[Collected data]
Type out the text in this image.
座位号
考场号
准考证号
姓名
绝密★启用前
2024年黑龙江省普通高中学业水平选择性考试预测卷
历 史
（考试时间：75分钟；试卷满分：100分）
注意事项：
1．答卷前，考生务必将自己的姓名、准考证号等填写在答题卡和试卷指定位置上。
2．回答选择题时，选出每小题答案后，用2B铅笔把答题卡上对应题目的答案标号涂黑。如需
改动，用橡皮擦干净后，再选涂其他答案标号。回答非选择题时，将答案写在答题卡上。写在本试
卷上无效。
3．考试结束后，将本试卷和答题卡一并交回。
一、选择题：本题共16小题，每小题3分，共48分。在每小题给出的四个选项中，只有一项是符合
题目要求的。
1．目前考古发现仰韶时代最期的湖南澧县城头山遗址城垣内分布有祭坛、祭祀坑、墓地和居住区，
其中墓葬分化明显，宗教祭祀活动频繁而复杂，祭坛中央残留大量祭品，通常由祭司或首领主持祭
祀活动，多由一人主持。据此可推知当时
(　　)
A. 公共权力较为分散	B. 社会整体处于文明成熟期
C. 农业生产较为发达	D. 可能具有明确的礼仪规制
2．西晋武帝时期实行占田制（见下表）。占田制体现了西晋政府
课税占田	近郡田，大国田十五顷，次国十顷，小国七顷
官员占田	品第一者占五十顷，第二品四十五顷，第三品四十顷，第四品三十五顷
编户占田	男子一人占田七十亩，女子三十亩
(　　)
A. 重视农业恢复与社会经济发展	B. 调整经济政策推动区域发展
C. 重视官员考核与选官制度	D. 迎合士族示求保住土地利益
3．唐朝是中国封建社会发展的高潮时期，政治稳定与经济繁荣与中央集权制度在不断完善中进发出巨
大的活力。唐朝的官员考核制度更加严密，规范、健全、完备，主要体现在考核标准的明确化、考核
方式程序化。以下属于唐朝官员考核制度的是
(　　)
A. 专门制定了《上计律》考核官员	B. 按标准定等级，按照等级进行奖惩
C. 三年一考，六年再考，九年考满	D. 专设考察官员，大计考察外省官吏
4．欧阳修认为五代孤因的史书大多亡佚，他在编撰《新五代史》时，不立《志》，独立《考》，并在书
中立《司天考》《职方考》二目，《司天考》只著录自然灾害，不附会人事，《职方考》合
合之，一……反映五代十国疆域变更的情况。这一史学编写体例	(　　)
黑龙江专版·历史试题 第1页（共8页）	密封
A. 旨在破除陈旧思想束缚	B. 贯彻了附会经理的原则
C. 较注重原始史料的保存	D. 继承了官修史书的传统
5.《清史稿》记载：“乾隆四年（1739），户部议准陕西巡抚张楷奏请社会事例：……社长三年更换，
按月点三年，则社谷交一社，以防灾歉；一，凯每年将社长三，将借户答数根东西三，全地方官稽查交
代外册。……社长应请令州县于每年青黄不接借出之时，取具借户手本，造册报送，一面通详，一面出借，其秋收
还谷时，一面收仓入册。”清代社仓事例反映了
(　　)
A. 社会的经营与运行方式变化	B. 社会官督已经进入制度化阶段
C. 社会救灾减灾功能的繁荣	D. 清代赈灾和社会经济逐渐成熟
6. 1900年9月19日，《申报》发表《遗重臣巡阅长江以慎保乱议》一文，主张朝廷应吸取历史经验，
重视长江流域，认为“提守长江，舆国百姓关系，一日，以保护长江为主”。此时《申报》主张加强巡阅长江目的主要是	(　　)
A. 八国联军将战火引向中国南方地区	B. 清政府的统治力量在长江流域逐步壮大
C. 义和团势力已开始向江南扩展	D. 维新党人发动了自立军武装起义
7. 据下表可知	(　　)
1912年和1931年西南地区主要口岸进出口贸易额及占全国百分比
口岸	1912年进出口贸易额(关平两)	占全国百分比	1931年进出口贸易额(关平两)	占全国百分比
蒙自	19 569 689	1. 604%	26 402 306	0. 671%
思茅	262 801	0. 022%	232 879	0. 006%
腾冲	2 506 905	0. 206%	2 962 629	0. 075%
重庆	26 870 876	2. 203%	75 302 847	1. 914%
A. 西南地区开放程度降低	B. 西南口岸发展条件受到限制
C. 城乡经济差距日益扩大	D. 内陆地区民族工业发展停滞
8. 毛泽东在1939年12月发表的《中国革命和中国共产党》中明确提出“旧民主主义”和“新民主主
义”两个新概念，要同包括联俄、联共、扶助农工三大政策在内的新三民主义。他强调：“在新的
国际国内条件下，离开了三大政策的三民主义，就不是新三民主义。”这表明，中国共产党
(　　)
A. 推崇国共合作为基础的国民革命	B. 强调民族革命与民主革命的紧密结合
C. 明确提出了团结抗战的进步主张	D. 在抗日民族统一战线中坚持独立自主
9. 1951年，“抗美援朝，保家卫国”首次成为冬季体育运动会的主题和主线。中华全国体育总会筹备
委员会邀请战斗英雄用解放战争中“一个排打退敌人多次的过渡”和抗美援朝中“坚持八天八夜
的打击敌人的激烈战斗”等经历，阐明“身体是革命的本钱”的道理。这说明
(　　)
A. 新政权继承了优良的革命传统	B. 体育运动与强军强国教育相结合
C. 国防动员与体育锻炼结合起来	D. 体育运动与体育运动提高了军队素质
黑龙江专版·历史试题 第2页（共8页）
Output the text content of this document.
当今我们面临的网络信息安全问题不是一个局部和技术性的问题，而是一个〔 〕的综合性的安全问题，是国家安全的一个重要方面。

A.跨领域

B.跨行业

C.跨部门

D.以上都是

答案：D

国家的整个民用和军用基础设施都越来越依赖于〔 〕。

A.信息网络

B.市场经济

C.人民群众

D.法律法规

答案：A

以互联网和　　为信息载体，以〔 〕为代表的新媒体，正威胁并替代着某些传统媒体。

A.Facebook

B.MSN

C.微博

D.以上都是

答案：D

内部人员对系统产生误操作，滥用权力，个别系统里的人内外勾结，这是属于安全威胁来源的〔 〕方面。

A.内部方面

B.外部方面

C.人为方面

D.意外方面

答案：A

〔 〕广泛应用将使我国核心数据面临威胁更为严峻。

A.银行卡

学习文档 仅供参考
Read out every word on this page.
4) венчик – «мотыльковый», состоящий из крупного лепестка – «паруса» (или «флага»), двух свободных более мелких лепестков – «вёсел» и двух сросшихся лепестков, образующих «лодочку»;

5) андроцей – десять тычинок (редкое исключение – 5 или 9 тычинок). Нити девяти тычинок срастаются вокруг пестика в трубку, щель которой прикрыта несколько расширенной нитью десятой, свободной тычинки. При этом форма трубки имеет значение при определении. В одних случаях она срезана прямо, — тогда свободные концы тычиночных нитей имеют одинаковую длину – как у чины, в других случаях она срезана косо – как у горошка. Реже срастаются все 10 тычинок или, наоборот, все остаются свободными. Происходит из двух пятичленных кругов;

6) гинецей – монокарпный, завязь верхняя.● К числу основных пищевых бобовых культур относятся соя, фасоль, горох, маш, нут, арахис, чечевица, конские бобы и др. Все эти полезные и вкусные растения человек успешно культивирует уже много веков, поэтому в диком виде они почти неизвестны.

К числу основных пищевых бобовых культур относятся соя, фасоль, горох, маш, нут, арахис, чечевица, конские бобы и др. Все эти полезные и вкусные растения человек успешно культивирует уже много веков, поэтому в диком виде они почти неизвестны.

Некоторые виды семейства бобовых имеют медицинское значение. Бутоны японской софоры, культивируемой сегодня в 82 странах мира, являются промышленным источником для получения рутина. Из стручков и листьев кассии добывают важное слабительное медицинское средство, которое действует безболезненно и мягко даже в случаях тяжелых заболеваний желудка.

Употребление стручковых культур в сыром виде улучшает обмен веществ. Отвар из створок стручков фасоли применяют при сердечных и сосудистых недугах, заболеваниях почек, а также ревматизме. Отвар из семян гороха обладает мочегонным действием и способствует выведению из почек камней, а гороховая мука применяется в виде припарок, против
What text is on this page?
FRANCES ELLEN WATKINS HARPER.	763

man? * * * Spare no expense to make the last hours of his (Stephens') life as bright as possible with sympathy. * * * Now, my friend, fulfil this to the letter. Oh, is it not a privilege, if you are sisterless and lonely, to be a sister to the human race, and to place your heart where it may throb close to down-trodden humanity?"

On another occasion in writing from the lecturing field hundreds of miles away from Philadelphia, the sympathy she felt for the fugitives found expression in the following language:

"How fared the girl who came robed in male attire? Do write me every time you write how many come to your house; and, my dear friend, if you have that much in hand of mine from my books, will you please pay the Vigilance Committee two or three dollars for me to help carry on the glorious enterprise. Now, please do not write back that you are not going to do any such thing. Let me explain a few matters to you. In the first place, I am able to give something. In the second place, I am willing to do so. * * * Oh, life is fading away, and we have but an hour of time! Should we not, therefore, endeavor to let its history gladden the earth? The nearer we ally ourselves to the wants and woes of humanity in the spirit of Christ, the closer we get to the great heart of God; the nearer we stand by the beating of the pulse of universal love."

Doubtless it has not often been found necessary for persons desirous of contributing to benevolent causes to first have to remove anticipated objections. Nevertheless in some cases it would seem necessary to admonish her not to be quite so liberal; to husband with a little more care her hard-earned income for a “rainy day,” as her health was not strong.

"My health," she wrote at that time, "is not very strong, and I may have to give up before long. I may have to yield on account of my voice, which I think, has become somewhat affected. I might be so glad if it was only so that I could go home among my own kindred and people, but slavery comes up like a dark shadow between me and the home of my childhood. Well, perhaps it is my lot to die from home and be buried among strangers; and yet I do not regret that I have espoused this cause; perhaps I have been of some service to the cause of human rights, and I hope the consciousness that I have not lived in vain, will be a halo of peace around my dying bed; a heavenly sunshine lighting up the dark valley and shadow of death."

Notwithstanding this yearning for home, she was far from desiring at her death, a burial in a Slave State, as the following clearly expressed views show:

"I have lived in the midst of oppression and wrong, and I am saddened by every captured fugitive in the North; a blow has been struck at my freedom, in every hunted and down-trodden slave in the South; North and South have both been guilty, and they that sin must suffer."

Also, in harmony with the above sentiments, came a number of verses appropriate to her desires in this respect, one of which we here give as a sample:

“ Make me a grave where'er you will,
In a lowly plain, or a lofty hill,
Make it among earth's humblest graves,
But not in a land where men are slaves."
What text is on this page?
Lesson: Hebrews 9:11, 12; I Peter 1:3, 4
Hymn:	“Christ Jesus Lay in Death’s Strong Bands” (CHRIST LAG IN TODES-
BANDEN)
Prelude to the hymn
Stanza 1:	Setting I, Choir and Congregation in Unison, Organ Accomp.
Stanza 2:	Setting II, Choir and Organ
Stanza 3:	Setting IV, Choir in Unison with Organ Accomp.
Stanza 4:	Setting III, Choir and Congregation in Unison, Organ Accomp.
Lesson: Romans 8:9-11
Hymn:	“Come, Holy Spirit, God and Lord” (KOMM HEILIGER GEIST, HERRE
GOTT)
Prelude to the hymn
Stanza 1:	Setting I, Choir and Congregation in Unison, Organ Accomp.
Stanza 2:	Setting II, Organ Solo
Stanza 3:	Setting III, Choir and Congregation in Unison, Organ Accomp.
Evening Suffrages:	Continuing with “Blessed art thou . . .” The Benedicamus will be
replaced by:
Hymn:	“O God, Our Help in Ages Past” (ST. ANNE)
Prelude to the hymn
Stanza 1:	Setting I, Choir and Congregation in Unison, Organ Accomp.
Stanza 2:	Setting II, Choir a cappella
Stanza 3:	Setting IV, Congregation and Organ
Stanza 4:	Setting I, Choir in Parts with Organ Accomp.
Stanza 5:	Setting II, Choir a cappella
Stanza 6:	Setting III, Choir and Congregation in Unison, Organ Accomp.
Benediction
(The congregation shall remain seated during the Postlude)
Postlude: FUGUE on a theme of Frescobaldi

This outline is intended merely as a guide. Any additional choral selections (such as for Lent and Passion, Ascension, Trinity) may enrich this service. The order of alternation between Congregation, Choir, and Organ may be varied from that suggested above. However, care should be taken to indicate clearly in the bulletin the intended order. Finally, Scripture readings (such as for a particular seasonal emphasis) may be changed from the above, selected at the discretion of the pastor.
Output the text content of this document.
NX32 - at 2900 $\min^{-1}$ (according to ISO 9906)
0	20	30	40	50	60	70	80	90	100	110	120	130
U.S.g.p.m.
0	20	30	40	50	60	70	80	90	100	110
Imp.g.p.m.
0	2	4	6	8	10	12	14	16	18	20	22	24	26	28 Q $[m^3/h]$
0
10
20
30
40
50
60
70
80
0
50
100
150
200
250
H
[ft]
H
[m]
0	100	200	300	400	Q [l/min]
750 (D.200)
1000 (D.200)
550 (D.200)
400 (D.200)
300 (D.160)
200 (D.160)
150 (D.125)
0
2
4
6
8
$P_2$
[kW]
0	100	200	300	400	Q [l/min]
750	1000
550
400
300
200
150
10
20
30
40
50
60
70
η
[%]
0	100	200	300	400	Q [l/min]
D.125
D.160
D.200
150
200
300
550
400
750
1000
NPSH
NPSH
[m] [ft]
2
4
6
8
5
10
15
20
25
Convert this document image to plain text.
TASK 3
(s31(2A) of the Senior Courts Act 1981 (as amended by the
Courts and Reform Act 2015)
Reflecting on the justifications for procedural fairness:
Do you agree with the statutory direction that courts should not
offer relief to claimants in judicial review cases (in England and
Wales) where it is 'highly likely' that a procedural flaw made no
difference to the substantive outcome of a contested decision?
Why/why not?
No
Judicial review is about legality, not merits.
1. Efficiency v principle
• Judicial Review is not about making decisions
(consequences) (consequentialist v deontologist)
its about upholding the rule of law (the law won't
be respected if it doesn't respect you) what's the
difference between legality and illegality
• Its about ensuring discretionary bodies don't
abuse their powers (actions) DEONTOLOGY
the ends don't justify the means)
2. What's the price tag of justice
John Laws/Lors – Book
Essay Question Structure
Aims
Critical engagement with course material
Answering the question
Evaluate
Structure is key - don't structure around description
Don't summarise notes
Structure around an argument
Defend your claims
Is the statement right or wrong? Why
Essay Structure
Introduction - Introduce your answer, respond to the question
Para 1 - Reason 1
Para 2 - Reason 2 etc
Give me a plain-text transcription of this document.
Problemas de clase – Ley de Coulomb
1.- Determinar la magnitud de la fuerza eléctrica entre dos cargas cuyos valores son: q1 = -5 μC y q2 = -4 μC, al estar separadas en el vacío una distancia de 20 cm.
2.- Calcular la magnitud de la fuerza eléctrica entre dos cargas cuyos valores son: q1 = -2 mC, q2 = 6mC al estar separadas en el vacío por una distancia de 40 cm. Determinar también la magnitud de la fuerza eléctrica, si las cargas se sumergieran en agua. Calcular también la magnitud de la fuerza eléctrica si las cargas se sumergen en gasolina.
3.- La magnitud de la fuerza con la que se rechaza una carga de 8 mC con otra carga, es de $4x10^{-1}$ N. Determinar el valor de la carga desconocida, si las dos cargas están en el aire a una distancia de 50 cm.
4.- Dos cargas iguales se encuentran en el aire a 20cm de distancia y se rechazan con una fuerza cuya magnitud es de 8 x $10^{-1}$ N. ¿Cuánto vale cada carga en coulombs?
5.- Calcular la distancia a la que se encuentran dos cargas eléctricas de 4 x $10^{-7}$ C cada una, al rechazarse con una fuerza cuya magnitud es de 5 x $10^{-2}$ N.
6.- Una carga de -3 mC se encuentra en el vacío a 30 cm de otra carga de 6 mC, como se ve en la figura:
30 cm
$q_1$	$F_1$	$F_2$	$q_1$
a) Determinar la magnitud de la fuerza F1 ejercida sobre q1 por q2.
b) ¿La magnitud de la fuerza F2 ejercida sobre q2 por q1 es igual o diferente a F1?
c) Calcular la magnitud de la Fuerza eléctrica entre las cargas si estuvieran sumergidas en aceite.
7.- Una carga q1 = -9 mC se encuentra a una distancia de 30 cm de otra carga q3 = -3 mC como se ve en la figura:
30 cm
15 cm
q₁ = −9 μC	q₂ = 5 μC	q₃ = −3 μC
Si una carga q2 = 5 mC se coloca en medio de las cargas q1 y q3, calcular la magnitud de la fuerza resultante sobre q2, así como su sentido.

What needs to be done :: Go through the records. Copy each line where "down" appears.

Full output ::
man? * * * Spare no expense to make the last hours of his (Stephens') life as bright as possible with sympathy. * * * Now, my friend, fulfil this to the letter. Oh, is it not a privilege, if you are sisterless and lonely, to be a sister to the human race, and to place your heart where it may throb close to down-trodden humanity?"
"I have lived in the midst of oppression and wrong, and I am saddened by every captured fugitive in the North; a blow has been struck at my freedom, in every hunted and down-trodden slave in the South; North and South have both been guilty, and they that sin must suffer."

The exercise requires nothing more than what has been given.